§ **OBJECTIVES**:
**1)** Answer these questions about the amendment excerpt:
(a) Which section of the Agreement is deleted together with its brackets?
(b) For how many months after the end of the Alliance Period must APL provide the revenue information to Matson?
(c) What does the abbreviation "MARAD" stand for?
**2)** Please extract the part of the amendment excerpt between "SECTION 14." and "SECTION 15.", inclusive, copying it word for word.

§ **SUPPLIED PASSAGE**:
(begin)

Section 6.9 of the Agreement, including the brackets around said Section,
is deleted.
SECTION 14.
The words "[Add provision re no further claim]" in Section 7.3(a)(v) of
the Agreement are deleted, and the following text is inserted in lieu thereof:
"Upon such refund, Matson shall have no further claim against APL with
respect to the fee or any lost profits referred to in, or any
obligation created by, said SECTION 6.8."
SECTION 15.
Section 7.6 of the Agreement is deleted in its entirety and the following
inserted in lieu thereof:
"7.6 CDS REPAYMENT DATA AND CALCULATIONS.
-----------------------------------
"During the Alliance Period, and for twelve (12) months following
the end thereof, APL shall provide Matson, or cause Matson to be
provided with all information relating to gross freight revenues
generated by the carriage of APL Cargo (as that term is defined in the
Alliance Agreement) on the Alliance Vessels, whether paid to APL or
any alliance partner of APL (other than Matson) for any such carriage
during the Alliance Period, as required by the United States Maritime
Administration ("MARAD") for CDS repayment computation purposes.

(end)

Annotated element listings
(begin)

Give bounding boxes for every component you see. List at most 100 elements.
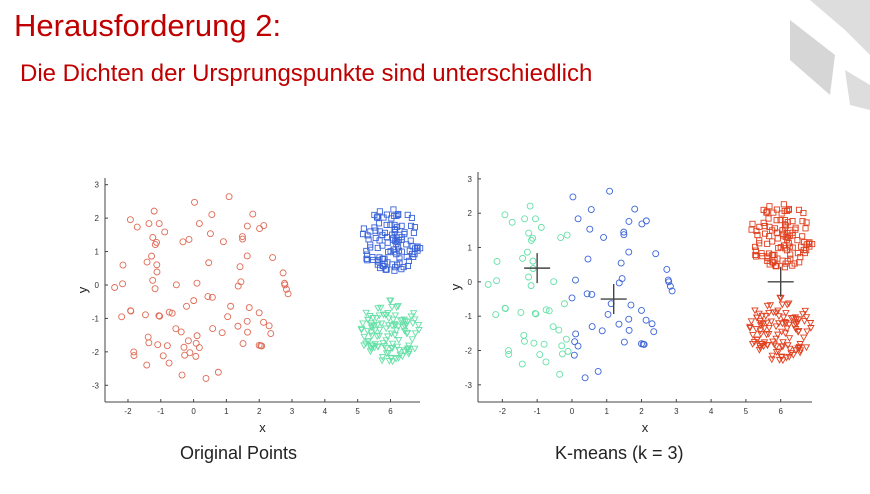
data-point: [529, 234, 537, 242]
data-point: [392, 355, 400, 363]
data-point: [763, 208, 771, 215]
data-point: [364, 232, 371, 239]
data-point: [385, 358, 394, 365]
data-point: [763, 209, 770, 216]
data-point: [773, 263, 780, 270]
data-point: [359, 231, 367, 238]
data-point: [542, 358, 550, 366]
data-point: [638, 220, 646, 228]
data-point: [785, 234, 792, 241]
data-point: [360, 342, 368, 350]
data-point: [627, 301, 635, 309]
data-point: [379, 242, 386, 249]
data-point: [260, 222, 268, 230]
data-point: [749, 332, 757, 339]
data-point: [753, 253, 760, 260]
data-point: [563, 231, 571, 239]
data-point: [768, 352, 777, 360]
data-point: [526, 202, 534, 210]
data-point: [782, 245, 789, 252]
data-point: [799, 218, 806, 225]
data-point: [572, 276, 579, 284]
data-point: [401, 229, 408, 236]
data-point: [775, 245, 782, 252]
data-point: [493, 257, 501, 265]
y-tick-label: -1: [92, 314, 100, 323]
data-point: [404, 350, 413, 358]
data-point: [762, 230, 769, 237]
data-point: [394, 336, 403, 344]
data-point: [764, 240, 771, 247]
data-point: [411, 330, 420, 338]
data-point: [161, 228, 169, 236]
data-point: [393, 343, 402, 351]
data-point: [557, 234, 565, 242]
data-point: [224, 313, 232, 321]
data-point: [392, 327, 401, 335]
data-point: [564, 347, 572, 355]
data-point: [620, 231, 628, 239]
data-point: [529, 257, 537, 265]
y-tick-label: -2: [465, 347, 473, 356]
data-point: [492, 311, 500, 319]
data-point: [574, 215, 582, 223]
data-point: [586, 225, 594, 233]
data-point: [758, 250, 765, 257]
data-point: [234, 322, 242, 330]
data-point: [782, 354, 791, 362]
data-point: [540, 340, 548, 348]
data-point: [785, 353, 793, 361]
data-point: [367, 320, 375, 328]
data-point: [779, 339, 787, 346]
data-point: [785, 321, 793, 329]
data-point: [405, 257, 413, 264]
data-point: [374, 213, 381, 220]
data-point: [407, 237, 414, 244]
data-point: [751, 307, 759, 315]
data-point: [765, 324, 773, 332]
data-point: [165, 359, 173, 367]
data-point: [395, 347, 403, 354]
data-point: [762, 331, 771, 339]
y-tick-label: 3: [468, 175, 473, 184]
data-point: [382, 344, 391, 352]
data-point: [383, 333, 392, 341]
data-point: [484, 280, 492, 288]
data-point: [383, 211, 390, 218]
y-tick-label: -3: [465, 381, 473, 390]
x-tick-label: -1: [157, 407, 165, 416]
data-point: [372, 234, 379, 242]
data-point: [149, 234, 157, 241]
data-point: [784, 230, 791, 237]
data-point: [405, 342, 413, 350]
data-point: [625, 315, 633, 323]
data-point: [785, 206, 792, 213]
data-point: [758, 312, 767, 320]
data-point: [807, 325, 815, 332]
x-tick-label: 0: [570, 407, 575, 416]
data-point: [408, 214, 415, 221]
data-point: [384, 349, 393, 357]
data-point: [558, 342, 566, 350]
data-point: [530, 339, 538, 347]
data-point: [525, 229, 533, 237]
x-tick-label: 5: [355, 407, 360, 416]
data-point: [126, 216, 134, 224]
data-point: [373, 321, 382, 329]
data-point: [783, 325, 791, 333]
data-point: [395, 247, 403, 254]
data-point: [172, 325, 180, 333]
data-point: [394, 354, 403, 362]
chart-caption-kmeans: K-means (k = 3): [555, 443, 684, 463]
data-point: [159, 352, 167, 360]
logo-shape-left: [790, 20, 835, 95]
data-point: [387, 221, 394, 228]
data-point: [549, 323, 557, 331]
data-point: [391, 212, 398, 219]
data-point: [209, 325, 217, 332]
data-point: [752, 251, 759, 259]
data-point: [518, 360, 526, 368]
data-point: [389, 316, 397, 324]
data-point: [749, 220, 756, 227]
data-point: [766, 302, 775, 310]
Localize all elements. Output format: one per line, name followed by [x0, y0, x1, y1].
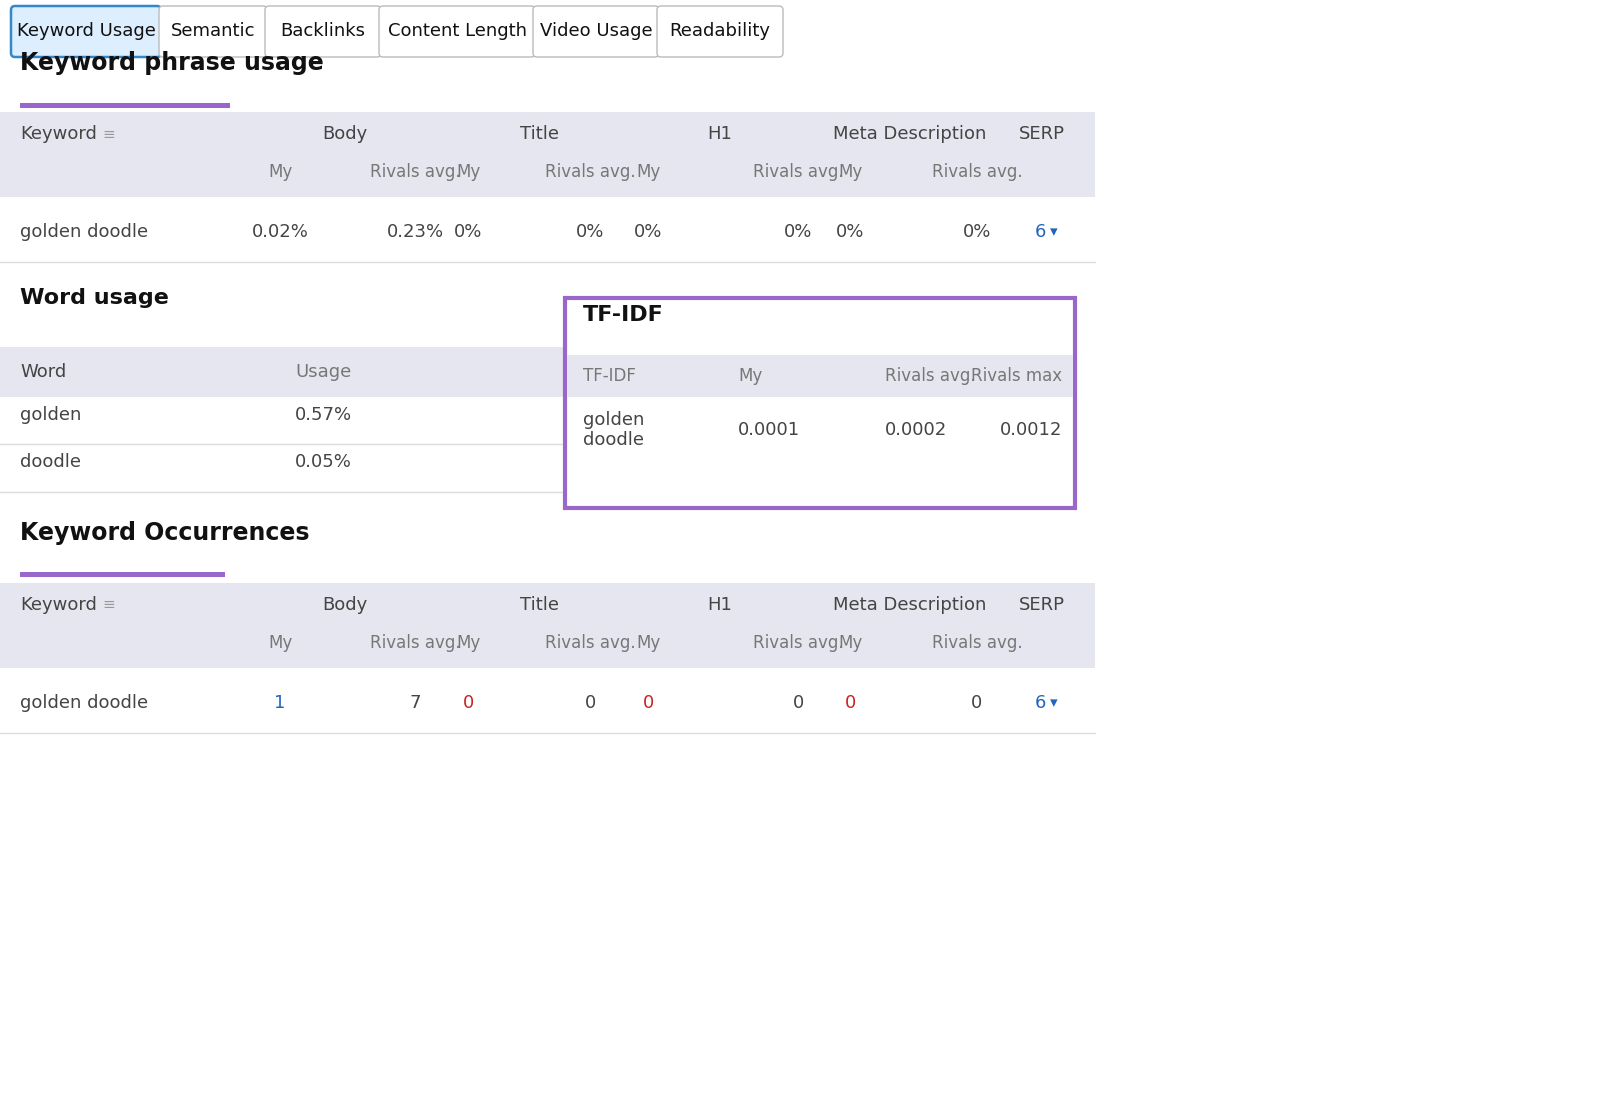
FancyBboxPatch shape: [266, 5, 381, 57]
Text: My: My: [738, 367, 762, 385]
Text: 0.0002: 0.0002: [885, 420, 947, 439]
Text: golden: golden: [19, 406, 82, 424]
Text: My: My: [267, 163, 293, 181]
Text: Keyword: Keyword: [19, 596, 98, 614]
Text: 0: 0: [971, 694, 982, 712]
Text: 0%: 0%: [835, 223, 864, 241]
Text: 0%: 0%: [963, 223, 990, 241]
Text: My: My: [838, 163, 862, 181]
FancyBboxPatch shape: [658, 5, 782, 57]
Text: 0%: 0%: [634, 223, 662, 241]
Text: Rivals max: Rivals max: [971, 367, 1062, 385]
Bar: [0, 347, 565, 397]
Text: ≡: ≡: [102, 598, 115, 612]
Text: Title: Title: [520, 596, 560, 614]
Text: Rivals avg.: Rivals avg.: [370, 634, 461, 652]
Text: Keyword Occurrences: Keyword Occurrences: [19, 521, 309, 545]
Text: My: My: [456, 163, 480, 181]
Text: Rivals avg.: Rivals avg.: [931, 634, 1022, 652]
Text: 0.05%: 0.05%: [294, 453, 352, 471]
Text: 0%: 0%: [784, 223, 813, 241]
Text: golden doodle: golden doodle: [19, 694, 149, 712]
Text: Rivals avg.: Rivals avg.: [885, 367, 976, 385]
Text: Rivals avg.: Rivals avg.: [752, 634, 843, 652]
Text: TF-IDF: TF-IDF: [582, 306, 664, 325]
Text: 0: 0: [642, 694, 654, 712]
Text: golden
doodle: golden doodle: [582, 411, 645, 449]
Text: Rivals avg.: Rivals avg.: [544, 163, 635, 181]
Text: Rivals avg.: Rivals avg.: [752, 163, 843, 181]
Text: Meta Description: Meta Description: [834, 125, 987, 143]
Text: 0.02%: 0.02%: [251, 223, 309, 241]
Text: 0%: 0%: [576, 223, 605, 241]
Text: Word: Word: [19, 364, 66, 381]
FancyBboxPatch shape: [379, 5, 534, 57]
Text: Keyword phrase usage: Keyword phrase usage: [19, 51, 323, 74]
Bar: [19, 103, 230, 108]
Text: Rivals avg.: Rivals avg.: [544, 634, 635, 652]
Text: Body: Body: [322, 596, 368, 614]
Text: H1: H1: [707, 596, 733, 614]
Text: Title: Title: [520, 125, 560, 143]
Text: Meta Description: Meta Description: [834, 596, 987, 614]
Bar: [0, 112, 1094, 197]
Text: 0.0001: 0.0001: [738, 420, 800, 439]
Text: My: My: [635, 634, 661, 652]
Text: 7: 7: [410, 694, 421, 712]
Text: 0.57%: 0.57%: [294, 406, 352, 424]
Text: Keyword: Keyword: [19, 125, 98, 143]
FancyBboxPatch shape: [533, 5, 659, 57]
Text: My: My: [456, 634, 480, 652]
Text: 0: 0: [845, 694, 856, 712]
Text: ≡: ≡: [102, 127, 115, 141]
Text: SERP: SERP: [1019, 125, 1066, 143]
Text: 0.0012: 0.0012: [1000, 420, 1062, 439]
Text: SERP: SERP: [1019, 596, 1066, 614]
Text: Keyword Usage: Keyword Usage: [16, 22, 155, 39]
Text: 0.23%: 0.23%: [387, 223, 443, 241]
Text: 0%: 0%: [454, 223, 482, 241]
Text: Rivals avg.: Rivals avg.: [931, 163, 1022, 181]
Text: 0: 0: [792, 694, 803, 712]
Text: Readability: Readability: [669, 22, 771, 39]
Text: Content Length: Content Length: [387, 22, 526, 39]
Text: golden doodle: golden doodle: [19, 223, 149, 241]
Bar: [0, 583, 1094, 668]
Text: TF-IDF: TF-IDF: [582, 367, 635, 385]
Text: ▾: ▾: [1050, 224, 1058, 240]
Text: My: My: [635, 163, 661, 181]
Text: Rivals avg.: Rivals avg.: [370, 163, 461, 181]
FancyBboxPatch shape: [158, 5, 267, 57]
FancyBboxPatch shape: [565, 298, 1075, 508]
Text: Word usage: Word usage: [19, 288, 170, 308]
Text: Video Usage: Video Usage: [539, 22, 653, 39]
Text: 0: 0: [584, 694, 595, 712]
Text: Semantic: Semantic: [171, 22, 256, 39]
Text: Body: Body: [322, 125, 368, 143]
Text: My: My: [838, 634, 862, 652]
FancyBboxPatch shape: [11, 5, 162, 57]
Text: 6: 6: [1035, 223, 1046, 241]
Text: My: My: [267, 634, 293, 652]
Text: ▾: ▾: [1050, 695, 1058, 711]
Text: Backlinks: Backlinks: [280, 22, 365, 39]
Text: Usage: Usage: [294, 364, 352, 381]
Text: doodle: doodle: [19, 453, 82, 471]
Bar: [566, 355, 1074, 397]
Text: 1: 1: [274, 694, 286, 712]
Text: H1: H1: [707, 125, 733, 143]
Text: 6: 6: [1035, 694, 1046, 712]
Bar: [19, 572, 226, 577]
Text: 0: 0: [462, 694, 474, 712]
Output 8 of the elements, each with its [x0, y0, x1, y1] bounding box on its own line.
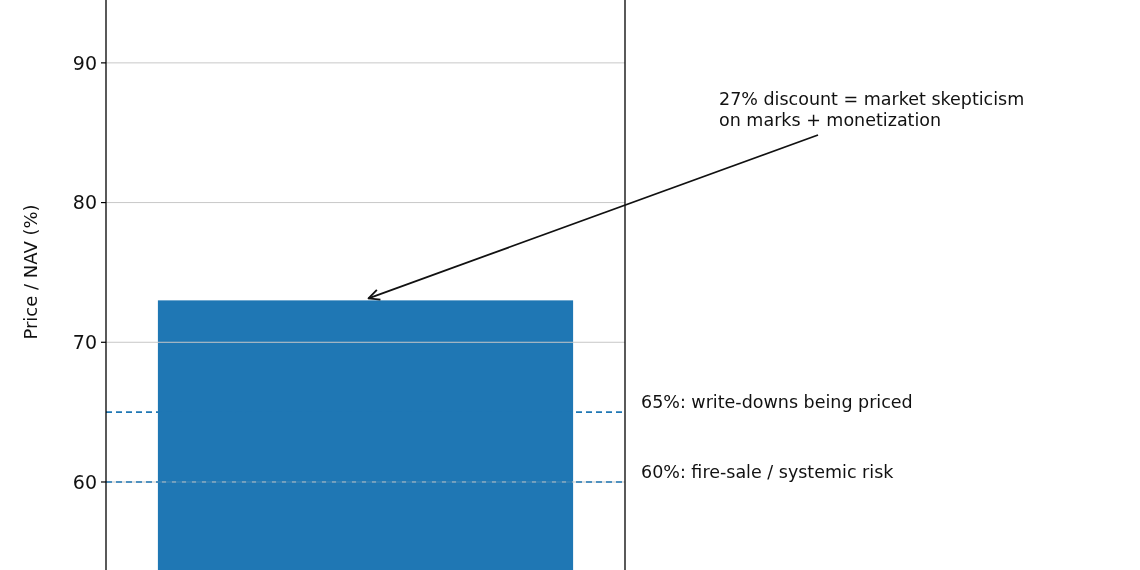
y-tick-label: 60 — [72, 470, 97, 493]
y-tick-label: 90 — [72, 51, 97, 74]
text: 27% discount = market skepticism on marks + monetization — [719, 89, 1025, 130]
y-tick-label: 80 — [72, 191, 97, 214]
y-axis-title: Price / NAV (%) — [20, 204, 41, 340]
ref-line-label: 65%: write-downs being priced — [641, 392, 913, 413]
ref-line-label: 60%: fire-sale / systemic risk — [641, 461, 895, 482]
y-tick-label: 70 — [72, 330, 97, 353]
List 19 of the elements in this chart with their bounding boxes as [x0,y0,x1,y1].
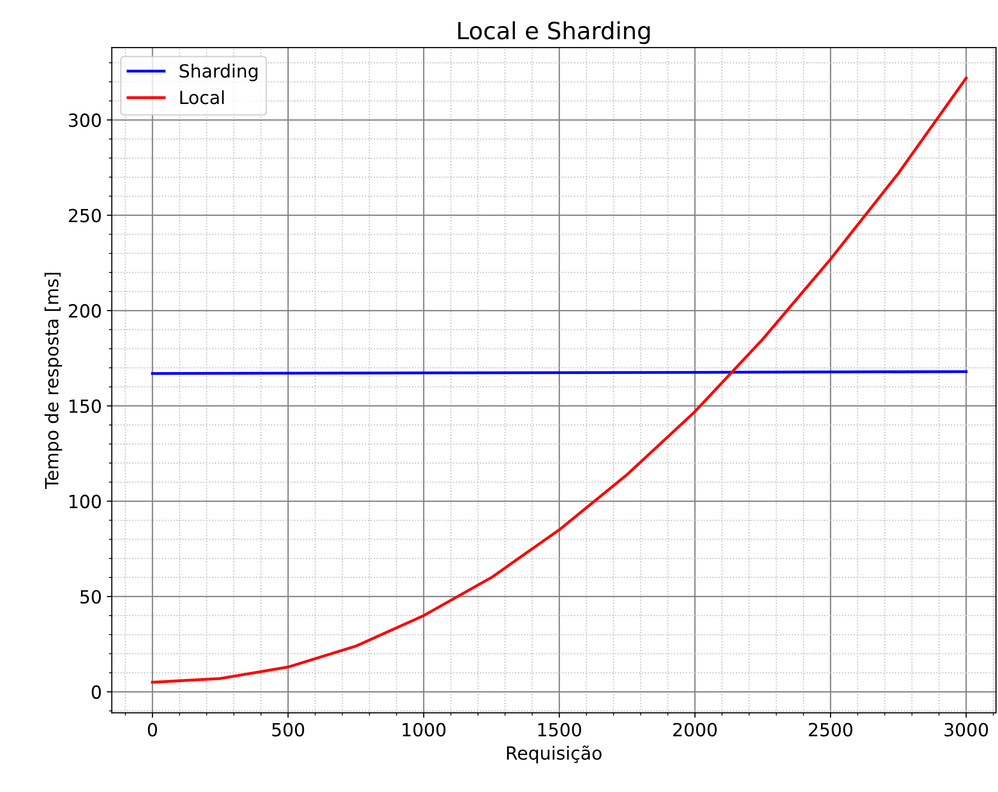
legend-label: Local [180,90,224,104]
x-tick-label: 3000 [944,722,988,736]
x-tick-label: 1000 [402,722,446,736]
y-tick-label: 200 [68,304,101,318]
x-axis-title: Requisição [507,746,602,764]
x-tick-label: 0 [148,722,158,736]
x-tick-label: 2500 [808,722,852,736]
legend-label: Sharding [180,64,258,82]
y-tick-label: 150 [70,399,101,414]
chart-title: Local e Sharding [458,21,650,44]
y-tick-label: 100 [70,494,101,508]
y-tick-label: 250 [68,208,101,222]
x-tick-label: 1500 [538,722,582,736]
y-axis-title: Tempo de resposta [ms] [44,272,62,490]
y-tick-label: 50 [80,590,101,604]
x-tick-label: 2000 [673,722,717,736]
x-tick-label: 500 [272,722,304,736]
y-tick-label: 0 [92,685,101,699]
y-tick-label: 300 [68,113,101,128]
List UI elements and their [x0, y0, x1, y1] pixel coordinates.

(end)

§ **RESULTS IN ORDER**:
**1)**
(a) Section 6.9
(b) Twelve (12) months
(c) United States Maritime Administration

**2)**
SECTION 14.
The words "[Add provision re no further claim]" in Section 7.3(a)(v) of
the Agreement are deleted, and the following text is inserted in lieu thereof:
"Upon such refund, Matson shall have no further claim against APL with
respect to the fee or any lost profits referred to in, or any
obligation created by, said SECTION 6.8."
SECTION 15.